= Problems and tasks =
1: From the text on the Innovation Blueprint onboarding module, list every question given under "Part B – Return to Your Map."
2: Continue the text on the Innovation Blueprint onboarding module from the point where it stops.

= Document text =

##########

This module captures the core onboarding session activities and serves as the foundation of your Strand Team’s Innovation Blueprint. During this session, teams synthesize empathy-driven insights to create a shared draft Aim Statement and generate initial Change Ideas. These early outputs will serve as the launching point for your first Driver Diagram and future PDSA cycles.

This is where we move from listening and reflecting on the experience of students and stakeholders to naming what success looks like—and then begin imagining how we might achieve it.

This module builds directly on the observations and reflections captured during Module 0 (optional pre-work).

Important Grounding & Reminder: The onboarding process is not just a check-the-box training step—it is how we ensure that our improvement efforts are anchored in the lived reality of students and communities. This is what we use to verify that our change ideas are worthy of their hopes and needs.

Step 1: Start with Empathy

Begin with a Student Empathy Map, grounded in lived experience. Choose a real or composite student, ideally one who sits at the edge of the system—emotionally, academically, socially, etc. In design terms what we might call the “extreme user.”

Student Empathy Map Prompts:

  • What does the student say, think, do, and feel?

  • What barriers or patterns are visible?

Pro Tip: Use real quotes, stories, or data where possible to inform your empathy map. Avoid jumping to assumptions and solutions at the expense of the lived experience of students and stakeholders.

Step 2: Synthesize Insights

Use the Insight Carousel Protocolarrow-up-right to analyze the empathy maps:

  • Rotate through maps in mixed groups.

  • Discuss and leave 2+ observations/comments per map based on this question: What stands out as a key student need or challenge?

Part B – Return to Your Map:

  • What themes or tensions emerged?

  • What student needs are most urgent?

  • What’s the core challenge to address (without naming the solution)?

Reminder: Focus on defining the current state—NOT the fix. Avoid "solutionitis."

Step 3: Draft your AIM Statement

What’s an AIM Statement?

A clear, shared outcome goal that:

  • Is student-centered and rooted in empathy data

  • Reflects the voices of those most affected

  • Names the desired measurable improvement

  • Is time-bound (target of this project = June 2028)

AIM Statement Template:

Our aim is to [verb] [who] [what] so that [measurable student impact] by July 2028.

##########

= Information provided =
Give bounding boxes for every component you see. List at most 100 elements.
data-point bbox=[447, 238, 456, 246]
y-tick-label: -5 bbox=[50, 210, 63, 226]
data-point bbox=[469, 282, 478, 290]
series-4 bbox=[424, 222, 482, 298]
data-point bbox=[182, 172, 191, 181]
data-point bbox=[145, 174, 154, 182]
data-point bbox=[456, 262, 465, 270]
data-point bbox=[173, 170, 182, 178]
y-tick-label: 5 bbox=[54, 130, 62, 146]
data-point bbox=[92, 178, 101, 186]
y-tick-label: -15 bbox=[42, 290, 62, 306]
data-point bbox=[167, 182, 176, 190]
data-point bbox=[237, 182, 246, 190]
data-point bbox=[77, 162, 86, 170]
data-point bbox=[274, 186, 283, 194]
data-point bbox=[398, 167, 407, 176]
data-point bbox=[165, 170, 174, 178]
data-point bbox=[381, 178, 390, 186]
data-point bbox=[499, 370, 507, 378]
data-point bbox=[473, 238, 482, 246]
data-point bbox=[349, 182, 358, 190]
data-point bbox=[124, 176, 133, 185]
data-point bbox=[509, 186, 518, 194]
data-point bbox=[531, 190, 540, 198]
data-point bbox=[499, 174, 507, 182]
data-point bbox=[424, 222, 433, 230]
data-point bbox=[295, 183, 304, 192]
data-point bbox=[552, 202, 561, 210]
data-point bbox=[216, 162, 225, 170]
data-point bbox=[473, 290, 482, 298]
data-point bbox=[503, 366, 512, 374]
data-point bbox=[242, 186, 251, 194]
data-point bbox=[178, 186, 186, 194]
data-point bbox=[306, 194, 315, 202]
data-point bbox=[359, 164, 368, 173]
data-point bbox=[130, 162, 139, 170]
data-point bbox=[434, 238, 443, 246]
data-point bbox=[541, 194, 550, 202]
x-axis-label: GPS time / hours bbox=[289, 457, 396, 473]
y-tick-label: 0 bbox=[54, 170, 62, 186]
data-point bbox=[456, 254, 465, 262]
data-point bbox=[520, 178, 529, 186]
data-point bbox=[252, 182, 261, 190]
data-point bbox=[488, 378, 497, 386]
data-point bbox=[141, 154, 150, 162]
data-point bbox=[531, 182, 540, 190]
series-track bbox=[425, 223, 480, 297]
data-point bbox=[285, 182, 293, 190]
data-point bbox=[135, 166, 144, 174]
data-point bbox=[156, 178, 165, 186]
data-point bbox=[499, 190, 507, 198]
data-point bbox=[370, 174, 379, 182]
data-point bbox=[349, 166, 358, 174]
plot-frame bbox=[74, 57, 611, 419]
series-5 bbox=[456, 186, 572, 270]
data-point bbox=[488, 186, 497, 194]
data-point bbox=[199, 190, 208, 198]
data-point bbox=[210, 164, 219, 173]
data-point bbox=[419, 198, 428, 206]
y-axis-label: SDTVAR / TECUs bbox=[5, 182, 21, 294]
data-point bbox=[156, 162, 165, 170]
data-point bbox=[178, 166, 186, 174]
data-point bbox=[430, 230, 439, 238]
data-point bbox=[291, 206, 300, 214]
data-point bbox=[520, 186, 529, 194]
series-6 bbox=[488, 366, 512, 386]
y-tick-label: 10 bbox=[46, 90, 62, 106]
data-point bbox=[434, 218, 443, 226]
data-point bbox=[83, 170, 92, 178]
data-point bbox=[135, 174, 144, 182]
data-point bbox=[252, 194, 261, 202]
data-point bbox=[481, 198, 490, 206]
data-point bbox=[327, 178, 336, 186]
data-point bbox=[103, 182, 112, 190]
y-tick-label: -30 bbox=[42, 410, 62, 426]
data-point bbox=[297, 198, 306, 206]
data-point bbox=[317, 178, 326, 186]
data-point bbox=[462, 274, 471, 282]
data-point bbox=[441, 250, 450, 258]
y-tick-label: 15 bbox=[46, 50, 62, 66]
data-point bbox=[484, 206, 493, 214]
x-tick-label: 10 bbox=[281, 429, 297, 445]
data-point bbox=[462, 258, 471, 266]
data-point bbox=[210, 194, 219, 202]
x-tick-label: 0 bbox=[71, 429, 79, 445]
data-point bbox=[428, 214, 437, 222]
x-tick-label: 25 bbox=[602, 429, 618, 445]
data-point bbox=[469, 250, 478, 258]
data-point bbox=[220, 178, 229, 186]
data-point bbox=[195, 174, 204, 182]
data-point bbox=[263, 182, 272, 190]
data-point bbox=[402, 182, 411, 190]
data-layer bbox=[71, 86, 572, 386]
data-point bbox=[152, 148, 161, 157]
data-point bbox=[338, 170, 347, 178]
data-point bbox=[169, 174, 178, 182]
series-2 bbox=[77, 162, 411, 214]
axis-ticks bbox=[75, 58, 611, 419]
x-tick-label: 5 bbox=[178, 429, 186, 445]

##########

= List of answers =
1:
- What themes or tensions emerged?
- What student needs are most urgent?
- What's the core challenge to address (without naming the solution)?

2:
Use the Litmus Test for your AIM Statement. Is it…

OWL Facilitators will help your team post, review, and refine your AIM using group consensus.

Important: You are naming the “North Star” that will anchor your innovation efforts throughout this work.

Step 4: Ideate Change Ideas

Using your draft AIM as a springboard, brainstorm ways you might begin addressing the challenge.

Prompt Categories:

  • Tomorrow: Easy-to-implement ideas that move quickly

  • Tough: High-leverage, systemic ideas that may take longer

  • Transformational: Bold ideas that could redefine what’s possible

Use Affinity Mapping to cluster and name themes across your brainstormed ideas.

Pro tip: Capture quantity first, then sort and synthesize.

Step 5: Prototype a Driver Diagram Sketch

Use the emerging AIM and change ideas to begin drafting your initial Driver Diagram.

Start with:

  • Aim Statement → What is our desired outcome?

  • Primary Drivers → What must change to reach the aim (use the project strands you and your team wants to focus on for these)?

  • Secondary Drivers → What local systems/practices shape those drivers?

  • Change Ideas → What could we test first?

Reminder: This is a prototype, not a finished product. You’ll revisit and refine it in future modules.

Next Steps:

Between now and your first school meeting with project partners, you’ll work through Module 2 to validate your AIM and Current State (Problem Definition) with student, peer, and stakeholder input. You’ll also refine your Driver Diagram and prepare for small-scale testing. The onboarding module you just completed sets the tone. Now the work gets real—and local.